* BEGIN MATERIAL *

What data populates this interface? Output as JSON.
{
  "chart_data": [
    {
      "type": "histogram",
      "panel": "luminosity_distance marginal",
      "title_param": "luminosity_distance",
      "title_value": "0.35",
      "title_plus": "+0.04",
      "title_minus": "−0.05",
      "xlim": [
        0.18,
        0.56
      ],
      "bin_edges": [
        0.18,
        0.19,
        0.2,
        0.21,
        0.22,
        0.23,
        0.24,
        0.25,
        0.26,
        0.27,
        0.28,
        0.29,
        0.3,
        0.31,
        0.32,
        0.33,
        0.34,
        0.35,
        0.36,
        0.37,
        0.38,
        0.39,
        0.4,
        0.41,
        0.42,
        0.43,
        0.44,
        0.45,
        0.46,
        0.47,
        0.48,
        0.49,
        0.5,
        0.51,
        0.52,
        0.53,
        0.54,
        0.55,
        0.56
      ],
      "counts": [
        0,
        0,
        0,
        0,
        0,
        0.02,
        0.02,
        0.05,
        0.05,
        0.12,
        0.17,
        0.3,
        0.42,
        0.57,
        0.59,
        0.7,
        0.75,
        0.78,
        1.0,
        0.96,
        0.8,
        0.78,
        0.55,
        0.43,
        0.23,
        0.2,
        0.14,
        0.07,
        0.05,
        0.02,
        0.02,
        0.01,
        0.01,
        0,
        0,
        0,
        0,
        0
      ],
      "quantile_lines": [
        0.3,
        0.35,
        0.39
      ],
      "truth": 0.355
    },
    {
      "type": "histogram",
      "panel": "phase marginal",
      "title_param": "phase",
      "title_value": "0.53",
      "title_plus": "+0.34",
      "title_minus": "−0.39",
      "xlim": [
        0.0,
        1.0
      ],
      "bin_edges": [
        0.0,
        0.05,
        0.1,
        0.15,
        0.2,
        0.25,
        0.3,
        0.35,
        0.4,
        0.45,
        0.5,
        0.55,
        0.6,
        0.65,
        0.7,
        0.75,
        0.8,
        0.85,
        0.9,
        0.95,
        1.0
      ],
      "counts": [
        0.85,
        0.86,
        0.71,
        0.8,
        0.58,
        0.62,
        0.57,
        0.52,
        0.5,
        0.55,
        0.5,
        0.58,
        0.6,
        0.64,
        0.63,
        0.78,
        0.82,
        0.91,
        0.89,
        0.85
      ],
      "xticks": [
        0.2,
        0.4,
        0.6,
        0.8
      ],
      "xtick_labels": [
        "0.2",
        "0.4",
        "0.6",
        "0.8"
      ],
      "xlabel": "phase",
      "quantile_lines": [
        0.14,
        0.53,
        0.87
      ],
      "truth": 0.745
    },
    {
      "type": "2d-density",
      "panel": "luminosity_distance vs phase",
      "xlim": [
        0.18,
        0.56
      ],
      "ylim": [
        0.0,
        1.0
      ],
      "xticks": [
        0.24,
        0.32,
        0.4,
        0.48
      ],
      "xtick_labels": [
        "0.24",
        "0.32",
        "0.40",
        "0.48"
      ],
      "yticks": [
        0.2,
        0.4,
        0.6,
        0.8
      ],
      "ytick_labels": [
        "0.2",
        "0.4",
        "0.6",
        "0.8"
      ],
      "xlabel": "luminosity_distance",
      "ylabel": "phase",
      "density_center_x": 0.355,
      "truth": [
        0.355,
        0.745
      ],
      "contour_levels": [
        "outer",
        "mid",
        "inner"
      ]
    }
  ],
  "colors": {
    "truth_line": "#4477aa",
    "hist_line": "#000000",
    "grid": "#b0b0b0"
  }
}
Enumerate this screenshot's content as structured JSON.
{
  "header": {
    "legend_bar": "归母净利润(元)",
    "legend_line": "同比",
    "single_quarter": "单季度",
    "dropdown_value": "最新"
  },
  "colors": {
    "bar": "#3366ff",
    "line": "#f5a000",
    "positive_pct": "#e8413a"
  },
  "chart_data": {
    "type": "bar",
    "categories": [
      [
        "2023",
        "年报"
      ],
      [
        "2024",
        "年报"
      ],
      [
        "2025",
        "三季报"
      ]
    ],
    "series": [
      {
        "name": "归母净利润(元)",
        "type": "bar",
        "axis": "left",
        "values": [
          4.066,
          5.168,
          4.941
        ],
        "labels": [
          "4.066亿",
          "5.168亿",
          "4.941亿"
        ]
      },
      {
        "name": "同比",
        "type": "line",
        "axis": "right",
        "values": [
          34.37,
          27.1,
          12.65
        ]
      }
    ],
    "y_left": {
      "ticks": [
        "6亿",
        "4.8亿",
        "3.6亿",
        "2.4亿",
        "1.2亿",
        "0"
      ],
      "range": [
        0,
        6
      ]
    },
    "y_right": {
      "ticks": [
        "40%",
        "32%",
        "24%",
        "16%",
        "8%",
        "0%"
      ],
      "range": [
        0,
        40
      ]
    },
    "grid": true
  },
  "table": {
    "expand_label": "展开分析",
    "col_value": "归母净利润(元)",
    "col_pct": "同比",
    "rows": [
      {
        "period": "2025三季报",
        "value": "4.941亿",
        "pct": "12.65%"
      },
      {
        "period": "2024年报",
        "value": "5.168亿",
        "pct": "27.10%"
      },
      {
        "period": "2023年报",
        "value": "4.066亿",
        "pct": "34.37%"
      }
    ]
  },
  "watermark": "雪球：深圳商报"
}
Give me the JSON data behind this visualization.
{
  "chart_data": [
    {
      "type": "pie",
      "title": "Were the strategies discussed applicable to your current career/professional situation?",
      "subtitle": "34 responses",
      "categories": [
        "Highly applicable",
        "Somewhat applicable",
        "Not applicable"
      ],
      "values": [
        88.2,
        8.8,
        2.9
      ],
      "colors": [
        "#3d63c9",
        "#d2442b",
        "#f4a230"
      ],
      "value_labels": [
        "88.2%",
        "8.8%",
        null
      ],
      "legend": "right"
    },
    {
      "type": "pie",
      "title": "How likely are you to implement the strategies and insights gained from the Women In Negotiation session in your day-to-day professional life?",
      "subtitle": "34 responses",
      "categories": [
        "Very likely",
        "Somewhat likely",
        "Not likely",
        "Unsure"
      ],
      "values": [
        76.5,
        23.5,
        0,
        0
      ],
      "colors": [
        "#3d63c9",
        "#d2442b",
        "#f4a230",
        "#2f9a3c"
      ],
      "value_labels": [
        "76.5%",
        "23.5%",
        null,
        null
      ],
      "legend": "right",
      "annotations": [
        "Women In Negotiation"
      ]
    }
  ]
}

* END MATERIAL *

▶ [EXERCISE DESCRIPTION] The lines above should be duplicated exactly.

▶ [TASK SOLUTION]
What data populates this interface? Output as JSON.
{
  "chart_data": [
    {
      "type": "histogram",
      "panel": "luminosity_distance marginal",
      "title_param": "luminosity_distance",
      "title_value": "0.35",
      "title_plus": "+0.04",
      "title_minus": "−0.05",
      "xlim": [
        0.18,
        0.56
      ],
      "bin_edges": [
        0.18,
        0.19,
        0.2,
        0.21,
        0.22,
        0.23,
        0.24,
        0.25,
        0.26,
        0.27,
        0.28,
        0.29,
        0.3,
        0.31,
        0.32,
        0.33,
        0.34,
        0.35,
        0.36,
        0.37,
        0.38,
        0.39,
        0.4,
        0.41,
        0.42,
        0.43,
        0.44,
        0.45,
        0.46,
        0.47,
        0.48,
        0.49,
        0.5,
        0.51,
        0.52,
        0.53,
        0.54,
        0.55,
        0.56
      ],
      "counts": [
        0,
        0,
        0,
        0,
        0,
        0.02,
        0.02,
        0.05,
        0.05,
        0.12,
        0.17,
        0.3,
        0.42,
        0.57,
        0.59,
        0.7,
        0.75,
        0.78,
        1.0,
        0.96,
        0.8,
        0.78,
        0.55,
        0.43,
        0.23,
        0.2,
        0.14,
        0.07,
        0.05,
        0.02,
        0.02,
        0.01,
        0.01,
        0,
        0,
        0,
        0,
        0
      ],
      "quantile_lines": [
        0.3,
        0.35,
        0.39
      ],
      "truth": 0.355
    },
    {
      "type": "histogram",
      "panel": "phase marginal",
      "title_param": "phase",
      "title_value": "0.53",
      "title_plus": "+0.34",
      "title_minus": "−0.39",
      "xlim": [
        0.0,
        1.0
      ],
      "bin_edges": [
        0.0,
        0.05,
        0.1,
        0.15,
        0.2,
        0.25,
        0.3,
        0.35,
        0.4,
        0.45,
        0.5,
        0.55,
        0.6,
        0.65,
        0.7,
        0.75,
        0.8,
        0.85,
        0.9,
        0.95,
        1.0
      ],
      "counts": [
        0.85,
        0.86,
        0.71,
        0.8,
        0.58,
        0.62,
        0.57,
        0.52,
        0.5,
        0.55,
        0.5,
        0.58,
        0.6,
        0.64,
        0.63,
        0.78,
        0.82,
        0.91,
        0.89,
        0.85
      ],
      "xticks": [
        0.2,
        0.4,
        0.6,
        0.8
      ],
      "xtick_labels": [
        "0.2",
        "0.4",
        "0.6",
        "0.8"
      ],
      "xlabel": "phase",
      "quantile_lines": [
        0.14,
        0.53,
        0.87
      ],
      "truth": 0.745
    },
    {
      "type": "2d-density",
      "panel": "luminosity_distance vs phase",
      "xlim": [
        0.18,
        0.56
      ],
      "ylim": [
        0.0,
        1.0
      ],
      "xticks": [
        0.24,
        0.32,
        0.4,
        0.48
      ],
      "xtick_labels": [
        "0.24",
        "0.32",
        "0.40",
        "0.48"
      ],
      "yticks": [
        0.2,
        0.4,
        0.6,
        0.8
      ],
      "ytick_labels": [
        "0.2",
        "0.4",
        "0.6",
        "0.8"
      ],
      "xlabel": "luminosity_distance",
      "ylabel": "phase",
      "density_center_x": 0.355,
      "truth": [
        0.355,
        0.745
      ],
      "contour_levels": [
        "outer",
        "mid",
        "inner"
      ]
    }
  ],
  "colors": {
    "truth_line": "#4477aa",
    "hist_line": "#000000",
    "grid": "#b0b0b0"
  }
}
Enumerate this screenshot's content as structured JSON.
{
  "header": {
    "legend_bar": "归母净利润(元)",
    "legend_line": "同比",
    "single_quarter": "单季度",
    "dropdown_value": "最新"
  },
  "colors": {
    "bar": "#3366ff",
    "line": "#f5a000",
    "positive_pct": "#e8413a"
  },
  "chart_data": {
    "type": "bar",
    "categories": [
      [
        "2023",
        "年报"
      ],
      [
        "2024",
        "年报"
      ],
      [
        "2025",
        "三季报"
      ]
    ],
    "series": [
      {
        "name": "归母净利润(元)",
        "type": "bar",
        "axis": "left",
        "values": [
          4.066,
          5.168,
          4.941
        ],
        "labels": [
          "4.066亿",
          "5.168亿",
          "4.941亿"
        ]
      },
      {
        "name": "同比",
        "type": "line",
        "axis": "right",
        "values": [
          34.37,
          27.1,
          12.65
        ]
      }
    ],
    "y_left": {
      "ticks": [
        "6亿",
        "4.8亿",
        "3.6亿",
        "2.4亿",
        "1.2亿",
        "0"
      ],
      "range": [
        0,
        6
      ]
    },
    "y_right": {
      "ticks": [
        "40%",
        "32%",
        "24%",
        "16%",
        "8%",
        "0%"
      ],
      "range": [
        0,
        40
      ]
    },
    "grid": true
  },
  "table": {
    "expand_label": "展开分析",
    "col_value": "归母净利润(元)",
    "col_pct": "同比",
    "rows": [
      {
        "period": "2025三季报",
        "value": "4.941亿",
        "pct": "12.65%"
      },
      {
        "period": "2024年报",
        "value": "5.168亿",
        "pct": "27.10%"
      },
      {
        "period": "2023年报",
        "value": "4.066亿",
        "pct": "34.37%"
      }
    ]
  },
  "watermark": "雪球：深圳商报"
}
Give me the JSON data behind this visualization.
{
  "chart_data": [
    {
      "type": "pie",
      "title": "Were the strategies discussed applicable to your current career/professional situation?",
      "subtitle": "34 responses",
      "categories": [
        "Highly applicable",
        "Somewhat applicable",
        "Not applicable"
      ],
      "values": [
        88.2,
        8.8,
        2.9
      ],
      "colors": [
        "#3d63c9",
        "#d2442b",
        "#f4a230"
      ],
      "value_labels": [
        "88.2%",
        "8.8%",
        null
      ],
      "legend": "right"
    },
    {
      "type": "pie",
      "title": "How likely are you to implement the strategies and insights gained from the Women In Negotiation session in your day-to-day professional life?",
      "subtitle": "34 responses",
      "categories": [
        "Very likely",
        "Somewhat likely",
        "Not likely",
        "Unsure"
      ],
      "values": [
        76.5,
        23.5,
        0,
        0
      ],
      "colors": [
        "#3d63c9",
        "#d2442b",
        "#f4a230",
        "#2f9a3c"
      ],
      "value_labels": [
        "76.5%",
        "23.5%",
        null,
        null
      ],
      "legend": "right",
      "annotations": [
        "Women In Negotiation"
      ]
    }
  ]
}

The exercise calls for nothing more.